[START SUPPLIED INFORMATION]
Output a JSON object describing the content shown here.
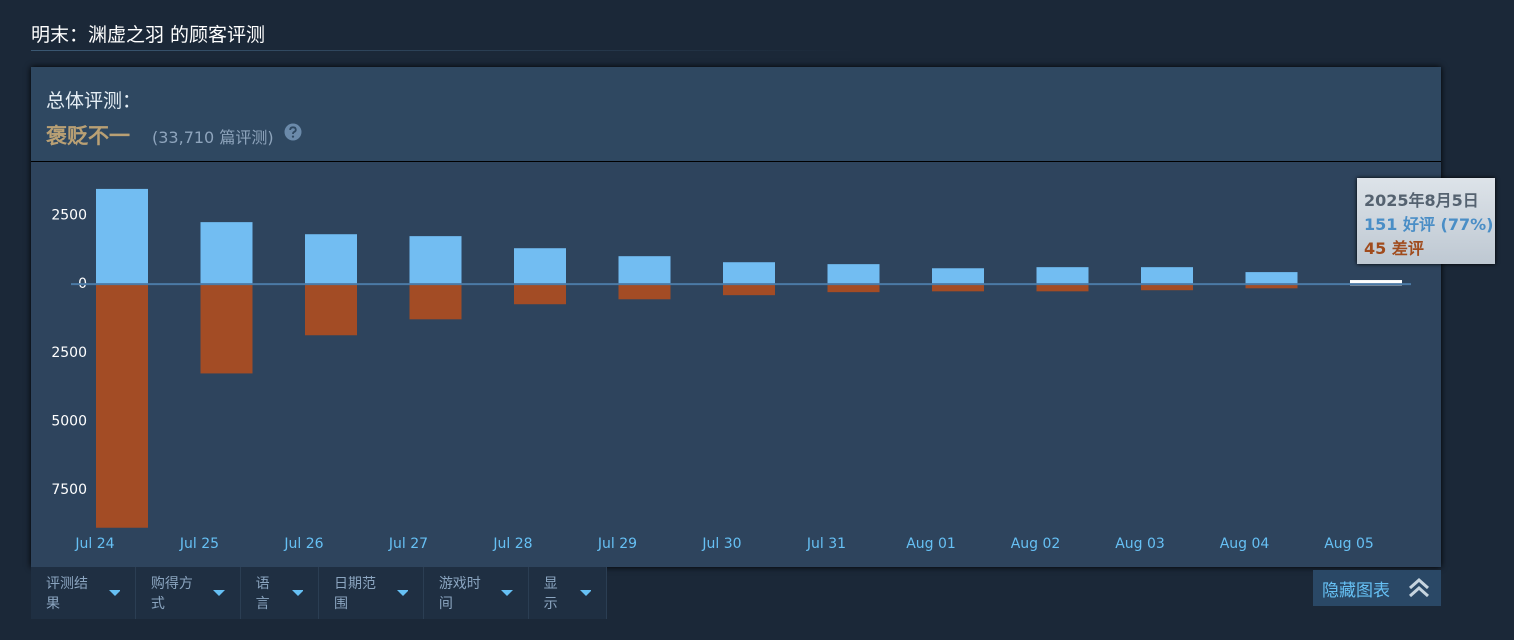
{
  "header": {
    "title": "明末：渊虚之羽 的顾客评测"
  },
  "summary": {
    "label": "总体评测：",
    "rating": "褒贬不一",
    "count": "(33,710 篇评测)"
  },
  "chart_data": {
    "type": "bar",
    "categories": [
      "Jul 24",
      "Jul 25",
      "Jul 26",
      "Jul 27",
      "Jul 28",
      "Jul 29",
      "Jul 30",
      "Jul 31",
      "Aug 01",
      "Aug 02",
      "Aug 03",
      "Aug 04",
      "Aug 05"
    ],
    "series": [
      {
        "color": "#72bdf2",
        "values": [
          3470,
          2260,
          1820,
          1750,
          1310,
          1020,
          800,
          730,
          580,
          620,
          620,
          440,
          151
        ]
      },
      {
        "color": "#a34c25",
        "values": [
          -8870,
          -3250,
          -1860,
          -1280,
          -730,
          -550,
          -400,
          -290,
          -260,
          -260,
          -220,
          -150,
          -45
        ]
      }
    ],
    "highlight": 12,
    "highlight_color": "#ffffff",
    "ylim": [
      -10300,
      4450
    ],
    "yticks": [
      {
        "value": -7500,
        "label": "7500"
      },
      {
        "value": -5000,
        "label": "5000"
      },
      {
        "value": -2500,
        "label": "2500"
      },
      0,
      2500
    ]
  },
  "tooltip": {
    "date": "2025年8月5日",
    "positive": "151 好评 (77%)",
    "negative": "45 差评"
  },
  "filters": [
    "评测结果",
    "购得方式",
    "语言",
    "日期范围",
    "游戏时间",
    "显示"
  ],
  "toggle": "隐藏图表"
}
[END SUPPLIED INFORMATION]
WHAT YOU NEED TO DO
From the data, list each line in which the string "label" appears.

SOLUTION
    "label": "总体评测：",
        "label": "7500"
        "label": "5000"
        "label": "2500"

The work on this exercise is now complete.